* **Written exercise**: Extract every entry word for word.

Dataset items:
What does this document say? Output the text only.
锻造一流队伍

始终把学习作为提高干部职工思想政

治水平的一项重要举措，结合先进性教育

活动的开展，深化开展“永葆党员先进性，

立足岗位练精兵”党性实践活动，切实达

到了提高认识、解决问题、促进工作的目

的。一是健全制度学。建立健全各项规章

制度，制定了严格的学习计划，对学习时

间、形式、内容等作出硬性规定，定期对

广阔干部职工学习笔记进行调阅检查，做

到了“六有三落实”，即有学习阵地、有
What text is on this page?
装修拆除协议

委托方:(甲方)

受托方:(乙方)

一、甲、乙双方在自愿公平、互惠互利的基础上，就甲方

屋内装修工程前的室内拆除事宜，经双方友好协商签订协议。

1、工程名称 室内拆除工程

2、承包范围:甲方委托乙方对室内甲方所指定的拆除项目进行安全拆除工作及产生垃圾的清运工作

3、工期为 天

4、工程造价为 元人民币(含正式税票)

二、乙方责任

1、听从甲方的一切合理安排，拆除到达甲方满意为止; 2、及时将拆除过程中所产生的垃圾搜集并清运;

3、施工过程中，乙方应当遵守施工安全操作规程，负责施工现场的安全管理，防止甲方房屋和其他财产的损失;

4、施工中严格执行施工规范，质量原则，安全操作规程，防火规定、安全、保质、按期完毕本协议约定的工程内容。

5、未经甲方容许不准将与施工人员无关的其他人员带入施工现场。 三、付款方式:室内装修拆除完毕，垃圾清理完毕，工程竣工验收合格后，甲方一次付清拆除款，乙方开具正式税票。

* **Problem solution**:
What does this document say? Output the text only.
锻造一流队伍

始终把学习作为提高干部职工思想政

治水平的一项重要举措，结合先进性教育

活动的开展，深化开展“永葆党员先进性，

立足岗位练精兵”党性实践活动，切实达

到了提高认识、解决问题、促进工作的目

的。一是健全制度学。建立健全各项规章

制度，制定了严格的学习计划，对学习时

间、形式、内容等作出硬性规定，定期对

广阔干部职工学习笔记进行调阅检查，做

到了“六有三落实”，即有学习阵地、有
What text is on this page?
装修拆除协议

委托方:(甲方)

受托方:(乙方)

一、甲、乙双方在自愿公平、互惠互利的基础上，就甲方

屋内装修工程前的室内拆除事宜，经双方友好协商签订协议。

1、工程名称 室内拆除工程

2、承包范围:甲方委托乙方对室内甲方所指定的拆除项目进行安全拆除工作及产生垃圾的清运工作

3、工期为 天

4、工程造价为 元人民币(含正式税票)

二、乙方责任

1、听从甲方的一切合理安排，拆除到达甲方满意为止; 2、及时将拆除过程中所产生的垃圾搜集并清运;

3、施工过程中，乙方应当遵守施工安全操作规程，负责施工现场的安全管理，防止甲方房屋和其他财产的损失;

4、施工中严格执行施工规范，质量原则，安全操作规程，防火规定、安全、保质、按期完毕本协议约定的工程内容。

5、未经甲方容许不准将与施工人员无关的其他人员带入施工现场。 三、付款方式:室内装修拆除完毕，垃圾清理完毕，工程竣工验收合格后，甲方一次付清拆除款，乙方开具正式税票。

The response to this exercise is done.